- What this task involves:
Are you able to retype all the records below exactly?

- Extracted entries:

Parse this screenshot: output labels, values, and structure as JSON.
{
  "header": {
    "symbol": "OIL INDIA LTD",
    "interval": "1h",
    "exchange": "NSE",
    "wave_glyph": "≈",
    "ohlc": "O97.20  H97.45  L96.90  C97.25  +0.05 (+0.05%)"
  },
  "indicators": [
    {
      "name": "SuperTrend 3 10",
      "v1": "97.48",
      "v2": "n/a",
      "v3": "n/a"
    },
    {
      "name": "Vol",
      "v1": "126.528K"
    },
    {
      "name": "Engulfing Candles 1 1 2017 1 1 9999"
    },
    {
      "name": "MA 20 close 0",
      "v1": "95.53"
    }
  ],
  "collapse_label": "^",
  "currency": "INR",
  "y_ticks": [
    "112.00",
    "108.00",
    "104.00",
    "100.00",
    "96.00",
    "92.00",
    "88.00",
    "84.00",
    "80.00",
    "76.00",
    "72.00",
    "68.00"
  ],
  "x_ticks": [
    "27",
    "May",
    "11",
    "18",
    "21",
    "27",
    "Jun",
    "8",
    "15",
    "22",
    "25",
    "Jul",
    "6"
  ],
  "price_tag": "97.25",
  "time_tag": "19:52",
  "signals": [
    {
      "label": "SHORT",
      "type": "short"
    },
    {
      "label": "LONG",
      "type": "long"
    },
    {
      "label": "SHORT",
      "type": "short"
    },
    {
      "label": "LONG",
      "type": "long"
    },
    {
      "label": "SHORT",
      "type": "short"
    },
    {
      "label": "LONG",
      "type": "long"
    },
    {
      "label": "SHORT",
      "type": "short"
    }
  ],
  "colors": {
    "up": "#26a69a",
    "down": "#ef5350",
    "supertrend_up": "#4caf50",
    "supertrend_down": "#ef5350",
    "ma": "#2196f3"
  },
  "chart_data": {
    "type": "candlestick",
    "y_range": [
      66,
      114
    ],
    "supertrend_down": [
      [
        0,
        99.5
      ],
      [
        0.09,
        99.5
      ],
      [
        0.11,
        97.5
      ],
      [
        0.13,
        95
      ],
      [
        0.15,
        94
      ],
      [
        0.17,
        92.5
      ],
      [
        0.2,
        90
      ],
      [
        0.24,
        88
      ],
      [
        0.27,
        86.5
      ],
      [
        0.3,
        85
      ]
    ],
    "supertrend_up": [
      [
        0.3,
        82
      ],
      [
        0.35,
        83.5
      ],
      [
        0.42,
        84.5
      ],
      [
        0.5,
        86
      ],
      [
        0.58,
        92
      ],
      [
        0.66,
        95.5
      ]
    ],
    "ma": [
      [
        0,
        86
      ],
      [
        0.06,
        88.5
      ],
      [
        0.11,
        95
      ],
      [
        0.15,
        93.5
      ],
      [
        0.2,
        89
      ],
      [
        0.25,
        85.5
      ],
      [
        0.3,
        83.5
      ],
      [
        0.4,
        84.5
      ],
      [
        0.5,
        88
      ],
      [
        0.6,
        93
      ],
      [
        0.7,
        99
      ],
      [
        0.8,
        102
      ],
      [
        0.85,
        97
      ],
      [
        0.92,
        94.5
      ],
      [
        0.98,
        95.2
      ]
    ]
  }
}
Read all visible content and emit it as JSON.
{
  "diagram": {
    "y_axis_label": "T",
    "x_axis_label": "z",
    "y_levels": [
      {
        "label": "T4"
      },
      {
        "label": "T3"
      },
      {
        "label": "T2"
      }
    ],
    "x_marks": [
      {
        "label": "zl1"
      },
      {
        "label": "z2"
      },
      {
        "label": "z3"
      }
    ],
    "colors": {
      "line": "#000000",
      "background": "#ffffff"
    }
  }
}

- Reply:
Parse this screenshot: output labels, values, and structure as JSON.
{
  "header": {
    "symbol": "OIL INDIA LTD",
    "interval": "1h",
    "exchange": "NSE",
    "wave_glyph": "≈",
    "ohlc": "O97.20  H97.45  L96.90  C97.25  +0.05 (+0.05%)"
  },
  "indicators": [
    {
      "name": "SuperTrend 3 10",
      "v1": "97.48",
      "v2": "n/a",
      "v3": "n/a"
    },
    {
      "name": "Vol",
      "v1": "126.528K"
    },
    {
      "name": "Engulfing Candles 1 1 2017 1 1 9999"
    },
    {
      "name": "MA 20 close 0",
      "v1": "95.53"
    }
  ],
  "collapse_label": "^",
  "currency": "INR",
  "y_ticks": [
    "112.00",
    "108.00",
    "104.00",
    "100.00",
    "96.00",
    "92.00",
    "88.00",
    "84.00",
    "80.00",
    "76.00",
    "72.00",
    "68.00"
  ],
  "x_ticks": [
    "27",
    "May",
    "11",
    "18",
    "21",
    "27",
    "Jun",
    "8",
    "15",
    "22",
    "25",
    "Jul",
    "6"
  ],
  "price_tag": "97.25",
  "time_tag": "19:52",
  "signals": [
    {
      "label": "SHORT",
      "type": "short"
    },
    {
      "label": "LONG",
      "type": "long"
    },
    {
      "label": "SHORT",
      "type": "short"
    },
    {
      "label": "LONG",
      "type": "long"
    },
    {
      "label": "SHORT",
      "type": "short"
    },
    {
      "label": "LONG",
      "type": "long"
    },
    {
      "label": "SHORT",
      "type": "short"
    }
  ],
  "colors": {
    "up": "#26a69a",
    "down": "#ef5350",
    "supertrend_up": "#4caf50",
    "supertrend_down": "#ef5350",
    "ma": "#2196f3"
  },
  "chart_data": {
    "type": "candlestick",
    "y_range": [
      66,
      114
    ],
    "supertrend_down": [
      [
        0,
        99.5
      ],
      [
        0.09,
        99.5
      ],
      [
        0.11,
        97.5
      ],
      [
        0.13,
        95
      ],
      [
        0.15,
        94
      ],
      [
        0.17,
        92.5
      ],
      [
        0.2,
        90
      ],
      [
        0.24,
        88
      ],
      [
        0.27,
        86.5
      ],
      [
        0.3,
        85
      ]
    ],
    "supertrend_up": [
      [
        0.3,
        82
      ],
      [
        0.35,
        83.5
      ],
      [
        0.42,
        84.5
      ],
      [
        0.5,
        86
      ],
      [
        0.58,
        92
      ],
      [
        0.66,
        95.5
      ]
    ],
    "ma": [
      [
        0,
        86
      ],
      [
        0.06,
        88.5
      ],
      [
        0.11,
        95
      ],
      [
        0.15,
        93.5
      ],
      [
        0.2,
        89
      ],
      [
        0.25,
        85.5
      ],
      [
        0.3,
        83.5
      ],
      [
        0.4,
        84.5
      ],
      [
        0.5,
        88
      ],
      [
        0.6,
        93
      ],
      [
        0.7,
        99
      ],
      [
        0.8,
        102
      ],
      [
        0.85,
        97
      ],
      [
        0.92,
        94.5
      ],
      [
        0.98,
        95.2
      ]
    ]
  }
}
Read all visible content and emit it as JSON.
{
  "diagram": {
    "y_axis_label": "T",
    "x_axis_label": "z",
    "y_levels": [
      {
        "label": "T4"
      },
      {
        "label": "T3"
      },
      {
        "label": "T2"
      }
    ],
    "x_marks": [
      {
        "label": "zl1"
      },
      {
        "label": "z2"
      },
      {
        "label": "z3"
      }
    ],
    "colors": {
      "line": "#000000",
      "background": "#ffffff"
    }
  }
}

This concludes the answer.